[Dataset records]
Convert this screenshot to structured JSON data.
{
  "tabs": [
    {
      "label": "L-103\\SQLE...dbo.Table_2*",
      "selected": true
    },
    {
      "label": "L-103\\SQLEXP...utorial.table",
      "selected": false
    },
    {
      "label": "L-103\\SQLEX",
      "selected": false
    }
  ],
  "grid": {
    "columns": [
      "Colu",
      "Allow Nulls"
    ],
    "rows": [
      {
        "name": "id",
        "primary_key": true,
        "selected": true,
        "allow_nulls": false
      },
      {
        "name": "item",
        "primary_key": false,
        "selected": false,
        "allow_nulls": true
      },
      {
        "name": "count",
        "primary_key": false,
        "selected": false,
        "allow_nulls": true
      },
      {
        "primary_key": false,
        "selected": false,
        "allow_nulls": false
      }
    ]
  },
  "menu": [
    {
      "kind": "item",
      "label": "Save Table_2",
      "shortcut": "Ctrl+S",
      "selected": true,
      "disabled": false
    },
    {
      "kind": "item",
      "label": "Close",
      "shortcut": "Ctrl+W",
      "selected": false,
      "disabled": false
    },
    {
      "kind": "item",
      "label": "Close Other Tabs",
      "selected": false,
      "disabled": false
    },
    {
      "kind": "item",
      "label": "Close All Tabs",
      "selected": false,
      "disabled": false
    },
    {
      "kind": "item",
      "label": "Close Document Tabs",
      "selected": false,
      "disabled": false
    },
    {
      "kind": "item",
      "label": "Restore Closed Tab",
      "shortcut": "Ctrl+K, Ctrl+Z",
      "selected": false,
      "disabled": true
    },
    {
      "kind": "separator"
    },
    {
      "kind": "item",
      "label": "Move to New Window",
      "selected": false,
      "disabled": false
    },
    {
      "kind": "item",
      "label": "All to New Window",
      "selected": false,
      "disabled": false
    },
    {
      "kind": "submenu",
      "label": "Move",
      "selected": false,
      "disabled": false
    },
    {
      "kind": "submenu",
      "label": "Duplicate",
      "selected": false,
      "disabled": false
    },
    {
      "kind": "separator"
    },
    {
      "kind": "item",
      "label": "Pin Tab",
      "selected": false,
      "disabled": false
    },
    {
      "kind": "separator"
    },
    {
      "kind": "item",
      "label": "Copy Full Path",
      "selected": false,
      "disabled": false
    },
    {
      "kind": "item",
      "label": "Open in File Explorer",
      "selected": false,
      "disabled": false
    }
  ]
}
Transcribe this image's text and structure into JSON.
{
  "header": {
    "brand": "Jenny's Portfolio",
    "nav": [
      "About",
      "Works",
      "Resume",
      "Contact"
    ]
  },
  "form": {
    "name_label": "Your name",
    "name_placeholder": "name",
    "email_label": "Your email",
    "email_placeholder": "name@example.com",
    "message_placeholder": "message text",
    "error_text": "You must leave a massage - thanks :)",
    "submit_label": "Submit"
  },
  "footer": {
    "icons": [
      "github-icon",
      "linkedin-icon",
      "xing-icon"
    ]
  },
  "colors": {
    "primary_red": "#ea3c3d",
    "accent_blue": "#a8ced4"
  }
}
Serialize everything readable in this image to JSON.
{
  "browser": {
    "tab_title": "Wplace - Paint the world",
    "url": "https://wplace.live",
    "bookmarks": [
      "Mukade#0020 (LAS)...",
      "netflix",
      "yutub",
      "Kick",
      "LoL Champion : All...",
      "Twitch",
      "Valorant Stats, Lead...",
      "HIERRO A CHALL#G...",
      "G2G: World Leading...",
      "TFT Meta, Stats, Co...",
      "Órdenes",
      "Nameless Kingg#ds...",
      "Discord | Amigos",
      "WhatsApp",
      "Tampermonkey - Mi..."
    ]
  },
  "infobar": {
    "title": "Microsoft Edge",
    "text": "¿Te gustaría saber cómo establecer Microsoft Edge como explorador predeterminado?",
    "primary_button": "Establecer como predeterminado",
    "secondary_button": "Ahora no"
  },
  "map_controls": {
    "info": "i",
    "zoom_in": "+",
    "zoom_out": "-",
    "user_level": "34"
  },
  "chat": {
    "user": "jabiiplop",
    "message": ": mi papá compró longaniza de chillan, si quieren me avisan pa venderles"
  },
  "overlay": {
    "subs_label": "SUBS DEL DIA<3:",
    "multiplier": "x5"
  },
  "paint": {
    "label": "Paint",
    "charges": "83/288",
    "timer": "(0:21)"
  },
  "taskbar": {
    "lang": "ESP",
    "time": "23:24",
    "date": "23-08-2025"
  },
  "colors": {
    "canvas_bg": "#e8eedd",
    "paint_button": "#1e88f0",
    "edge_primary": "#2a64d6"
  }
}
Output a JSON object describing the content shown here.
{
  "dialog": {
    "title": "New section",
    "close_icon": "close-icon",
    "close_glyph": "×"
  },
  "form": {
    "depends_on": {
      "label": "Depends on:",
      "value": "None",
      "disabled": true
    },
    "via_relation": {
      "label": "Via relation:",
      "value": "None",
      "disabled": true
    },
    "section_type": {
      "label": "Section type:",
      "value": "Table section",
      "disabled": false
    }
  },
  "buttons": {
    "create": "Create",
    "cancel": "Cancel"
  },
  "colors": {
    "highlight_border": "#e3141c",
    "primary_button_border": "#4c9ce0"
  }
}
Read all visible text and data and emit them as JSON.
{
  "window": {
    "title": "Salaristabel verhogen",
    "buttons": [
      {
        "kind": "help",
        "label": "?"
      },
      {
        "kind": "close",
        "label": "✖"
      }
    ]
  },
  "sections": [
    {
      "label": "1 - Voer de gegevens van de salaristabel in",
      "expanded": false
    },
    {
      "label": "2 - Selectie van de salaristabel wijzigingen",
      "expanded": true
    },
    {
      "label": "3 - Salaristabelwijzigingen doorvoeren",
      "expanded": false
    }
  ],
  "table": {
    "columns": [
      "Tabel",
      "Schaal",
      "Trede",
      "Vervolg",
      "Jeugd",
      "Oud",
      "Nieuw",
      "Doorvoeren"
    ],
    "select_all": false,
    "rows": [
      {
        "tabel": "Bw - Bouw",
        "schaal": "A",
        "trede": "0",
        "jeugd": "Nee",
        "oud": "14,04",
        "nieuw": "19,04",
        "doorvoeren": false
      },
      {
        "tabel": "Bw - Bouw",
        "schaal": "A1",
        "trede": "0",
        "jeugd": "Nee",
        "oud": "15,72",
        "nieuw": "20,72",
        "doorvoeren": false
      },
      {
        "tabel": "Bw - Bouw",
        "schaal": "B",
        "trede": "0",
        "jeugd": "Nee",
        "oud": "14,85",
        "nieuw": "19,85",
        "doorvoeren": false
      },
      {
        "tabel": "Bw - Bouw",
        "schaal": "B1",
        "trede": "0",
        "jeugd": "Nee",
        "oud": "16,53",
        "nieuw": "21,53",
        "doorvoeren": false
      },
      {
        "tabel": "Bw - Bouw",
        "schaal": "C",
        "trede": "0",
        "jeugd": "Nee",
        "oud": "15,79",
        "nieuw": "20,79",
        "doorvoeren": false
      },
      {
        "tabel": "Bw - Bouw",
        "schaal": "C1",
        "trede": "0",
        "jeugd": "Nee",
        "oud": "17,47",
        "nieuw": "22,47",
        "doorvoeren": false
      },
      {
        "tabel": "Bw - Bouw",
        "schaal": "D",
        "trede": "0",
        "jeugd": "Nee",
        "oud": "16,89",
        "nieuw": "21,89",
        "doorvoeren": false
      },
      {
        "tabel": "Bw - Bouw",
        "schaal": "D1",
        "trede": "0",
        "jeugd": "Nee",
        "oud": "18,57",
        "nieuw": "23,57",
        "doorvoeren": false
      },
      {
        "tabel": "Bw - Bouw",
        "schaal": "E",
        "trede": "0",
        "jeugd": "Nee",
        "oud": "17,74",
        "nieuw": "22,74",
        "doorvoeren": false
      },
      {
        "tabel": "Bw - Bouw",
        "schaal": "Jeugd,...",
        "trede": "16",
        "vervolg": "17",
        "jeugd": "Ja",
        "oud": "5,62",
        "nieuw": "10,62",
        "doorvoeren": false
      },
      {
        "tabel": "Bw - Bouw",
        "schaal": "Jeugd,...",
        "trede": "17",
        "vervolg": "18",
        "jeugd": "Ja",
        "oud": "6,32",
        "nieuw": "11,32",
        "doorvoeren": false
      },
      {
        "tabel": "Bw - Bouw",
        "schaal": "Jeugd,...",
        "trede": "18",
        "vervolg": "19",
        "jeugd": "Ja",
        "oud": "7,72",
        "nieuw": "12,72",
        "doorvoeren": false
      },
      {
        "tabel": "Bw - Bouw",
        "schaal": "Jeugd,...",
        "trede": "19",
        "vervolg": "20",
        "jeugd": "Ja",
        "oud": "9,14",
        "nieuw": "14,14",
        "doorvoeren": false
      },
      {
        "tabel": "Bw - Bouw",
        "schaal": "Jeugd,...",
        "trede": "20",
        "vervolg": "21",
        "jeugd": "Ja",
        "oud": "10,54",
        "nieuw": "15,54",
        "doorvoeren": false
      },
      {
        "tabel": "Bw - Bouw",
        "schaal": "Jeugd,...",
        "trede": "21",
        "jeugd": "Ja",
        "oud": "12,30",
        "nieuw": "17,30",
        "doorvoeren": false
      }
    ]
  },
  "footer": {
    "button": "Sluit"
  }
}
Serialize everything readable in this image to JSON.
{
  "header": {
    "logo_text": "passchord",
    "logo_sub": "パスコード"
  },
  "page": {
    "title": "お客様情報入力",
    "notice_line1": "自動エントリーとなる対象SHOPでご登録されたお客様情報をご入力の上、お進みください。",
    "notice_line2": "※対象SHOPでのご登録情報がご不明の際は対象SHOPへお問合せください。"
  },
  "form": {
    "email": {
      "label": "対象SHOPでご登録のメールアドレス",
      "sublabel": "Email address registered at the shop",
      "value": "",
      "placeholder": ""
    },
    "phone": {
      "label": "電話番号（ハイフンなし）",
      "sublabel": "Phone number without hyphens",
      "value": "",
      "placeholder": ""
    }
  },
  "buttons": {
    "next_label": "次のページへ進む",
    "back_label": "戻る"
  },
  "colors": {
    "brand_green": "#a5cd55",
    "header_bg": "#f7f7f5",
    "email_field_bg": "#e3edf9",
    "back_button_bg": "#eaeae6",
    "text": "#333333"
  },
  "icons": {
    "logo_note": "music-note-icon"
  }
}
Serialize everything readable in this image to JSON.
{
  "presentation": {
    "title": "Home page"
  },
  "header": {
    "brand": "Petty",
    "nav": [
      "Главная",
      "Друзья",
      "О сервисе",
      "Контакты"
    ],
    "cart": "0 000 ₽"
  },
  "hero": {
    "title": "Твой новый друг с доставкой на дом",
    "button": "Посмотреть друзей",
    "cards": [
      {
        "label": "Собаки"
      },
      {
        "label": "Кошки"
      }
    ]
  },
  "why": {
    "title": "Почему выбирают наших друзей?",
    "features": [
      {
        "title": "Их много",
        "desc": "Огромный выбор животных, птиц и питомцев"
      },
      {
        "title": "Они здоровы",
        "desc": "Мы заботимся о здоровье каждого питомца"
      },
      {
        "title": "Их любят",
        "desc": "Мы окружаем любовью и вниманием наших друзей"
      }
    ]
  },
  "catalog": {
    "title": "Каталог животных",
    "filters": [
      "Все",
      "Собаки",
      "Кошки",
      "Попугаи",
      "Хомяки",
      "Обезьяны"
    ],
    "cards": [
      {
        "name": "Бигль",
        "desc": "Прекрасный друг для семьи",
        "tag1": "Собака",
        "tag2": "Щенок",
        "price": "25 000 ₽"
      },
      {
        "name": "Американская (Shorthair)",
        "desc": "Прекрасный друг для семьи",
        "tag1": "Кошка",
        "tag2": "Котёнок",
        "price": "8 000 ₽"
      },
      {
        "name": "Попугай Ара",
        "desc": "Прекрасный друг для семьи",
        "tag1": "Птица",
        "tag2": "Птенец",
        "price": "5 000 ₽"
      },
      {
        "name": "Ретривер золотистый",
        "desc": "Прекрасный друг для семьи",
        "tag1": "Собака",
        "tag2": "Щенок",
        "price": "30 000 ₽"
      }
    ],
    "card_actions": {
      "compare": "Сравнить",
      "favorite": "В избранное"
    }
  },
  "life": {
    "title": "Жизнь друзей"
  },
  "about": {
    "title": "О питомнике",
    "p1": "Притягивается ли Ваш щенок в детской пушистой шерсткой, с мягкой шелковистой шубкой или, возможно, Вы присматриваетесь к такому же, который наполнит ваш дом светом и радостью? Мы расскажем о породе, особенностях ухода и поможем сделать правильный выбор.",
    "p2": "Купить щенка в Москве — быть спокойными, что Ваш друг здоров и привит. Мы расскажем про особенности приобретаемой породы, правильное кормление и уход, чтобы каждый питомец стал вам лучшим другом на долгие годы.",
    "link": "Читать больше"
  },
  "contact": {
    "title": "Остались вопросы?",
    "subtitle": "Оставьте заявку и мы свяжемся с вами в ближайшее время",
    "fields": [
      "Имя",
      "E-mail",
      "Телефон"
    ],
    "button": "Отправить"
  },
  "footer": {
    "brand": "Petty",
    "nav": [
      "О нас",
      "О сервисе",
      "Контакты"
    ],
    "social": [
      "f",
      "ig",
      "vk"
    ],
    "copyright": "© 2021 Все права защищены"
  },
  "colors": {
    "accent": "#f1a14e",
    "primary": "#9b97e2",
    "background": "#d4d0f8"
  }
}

REQUEST →
Copy every line of the material in which the word "true" occurs.

RESULT →
      "selected": true
        "primary_key": true,
        "selected": true,
        "allow_nulls": true
        "allow_nulls": true
      "selected": true,
      "disabled": true
      "disabled": true
      "disabled": true
      "expanded": true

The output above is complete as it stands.